▸ **PROBLEM STATEMENT**:
Reproduce every entry exactly.
╔══
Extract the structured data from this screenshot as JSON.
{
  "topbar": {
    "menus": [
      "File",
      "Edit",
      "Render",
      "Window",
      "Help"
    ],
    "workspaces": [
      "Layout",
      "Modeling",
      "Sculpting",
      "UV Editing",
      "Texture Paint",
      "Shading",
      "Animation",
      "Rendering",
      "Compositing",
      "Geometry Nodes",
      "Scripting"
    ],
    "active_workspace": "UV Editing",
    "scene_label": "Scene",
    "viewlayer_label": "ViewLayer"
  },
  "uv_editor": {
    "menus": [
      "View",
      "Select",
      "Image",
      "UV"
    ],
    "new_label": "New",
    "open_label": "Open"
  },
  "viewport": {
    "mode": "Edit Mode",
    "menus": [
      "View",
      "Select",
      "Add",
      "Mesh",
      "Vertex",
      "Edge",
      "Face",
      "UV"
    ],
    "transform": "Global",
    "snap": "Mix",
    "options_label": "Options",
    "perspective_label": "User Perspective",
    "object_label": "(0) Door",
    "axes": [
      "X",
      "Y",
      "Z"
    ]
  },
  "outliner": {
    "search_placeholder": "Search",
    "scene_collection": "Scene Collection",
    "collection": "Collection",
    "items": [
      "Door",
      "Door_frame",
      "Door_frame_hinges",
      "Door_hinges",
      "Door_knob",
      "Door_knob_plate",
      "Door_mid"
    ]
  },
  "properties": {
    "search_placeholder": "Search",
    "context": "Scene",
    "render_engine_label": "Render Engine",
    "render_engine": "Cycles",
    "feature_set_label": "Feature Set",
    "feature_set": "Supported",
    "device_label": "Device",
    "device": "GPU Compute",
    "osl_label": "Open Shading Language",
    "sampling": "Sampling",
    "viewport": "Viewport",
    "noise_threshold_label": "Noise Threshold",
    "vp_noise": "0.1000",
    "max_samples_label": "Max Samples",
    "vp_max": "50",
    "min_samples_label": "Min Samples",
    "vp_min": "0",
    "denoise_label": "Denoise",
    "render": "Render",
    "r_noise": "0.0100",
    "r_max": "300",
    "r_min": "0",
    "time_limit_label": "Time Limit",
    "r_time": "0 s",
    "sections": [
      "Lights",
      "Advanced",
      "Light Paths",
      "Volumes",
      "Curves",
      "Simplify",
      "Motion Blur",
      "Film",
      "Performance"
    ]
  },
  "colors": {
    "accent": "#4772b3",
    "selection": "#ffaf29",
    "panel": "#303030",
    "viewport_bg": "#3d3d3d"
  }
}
╚══
▸ **EXERCISE ANSWER**:
Extract the structured data from this screenshot as JSON.
{
  "topbar": {
    "menus": [
      "File",
      "Edit",
      "Render",
      "Window",
      "Help"
    ],
    "workspaces": [
      "Layout",
      "Modeling",
      "Sculpting",
      "UV Editing",
      "Texture Paint",
      "Shading",
      "Animation",
      "Rendering",
      "Compositing",
      "Geometry Nodes",
      "Scripting"
    ],
    "active_workspace": "UV Editing",
    "scene_label": "Scene",
    "viewlayer_label": "ViewLayer"
  },
  "uv_editor": {
    "menus": [
      "View",
      "Select",
      "Image",
      "UV"
    ],
    "new_label": "New",
    "open_label": "Open"
  },
  "viewport": {
    "mode": "Edit Mode",
    "menus": [
      "View",
      "Select",
      "Add",
      "Mesh",
      "Vertex",
      "Edge",
      "Face",
      "UV"
    ],
    "transform": "Global",
    "snap": "Mix",
    "options_label": "Options",
    "perspective_label": "User Perspective",
    "object_label": "(0) Door",
    "axes": [
      "X",
      "Y",
      "Z"
    ]
  },
  "outliner": {
    "search_placeholder": "Search",
    "scene_collection": "Scene Collection",
    "collection": "Collection",
    "items": [
      "Door",
      "Door_frame",
      "Door_frame_hinges",
      "Door_hinges",
      "Door_knob",
      "Door_knob_plate",
      "Door_mid"
    ]
  },
  "properties": {
    "search_placeholder": "Search",
    "context": "Scene",
    "render_engine_label": "Render Engine",
    "render_engine": "Cycles",
    "feature_set_label": "Feature Set",
    "feature_set": "Supported",
    "device_label": "Device",
    "device": "GPU Compute",
    "osl_label": "Open Shading Language",
    "sampling": "Sampling",
    "viewport": "Viewport",
    "noise_threshold_label": "Noise Threshold",
    "vp_noise": "0.1000",
    "max_samples_label": "Max Samples",
    "vp_max": "50",
    "min_samples_label": "Min Samples",
    "vp_min": "0",
    "denoise_label": "Denoise",
    "render": "Render",
    "r_noise": "0.0100",
    "r_max": "300",
    "r_min": "0",
    "time_limit_label": "Time Limit",
    "r_time": "0 s",
    "sections": [
      "Lights",
      "Advanced",
      "Light Paths",
      "Volumes",
      "Curves",
      "Simplify",
      "Motion Blur",
      "Film",
      "Performance"
    ]
  },
  "colors": {
    "accent": "#4772b3",
    "selection": "#ffaf29",
    "panel": "#303030",
    "viewport_bg": "#3d3d3d"
  }
}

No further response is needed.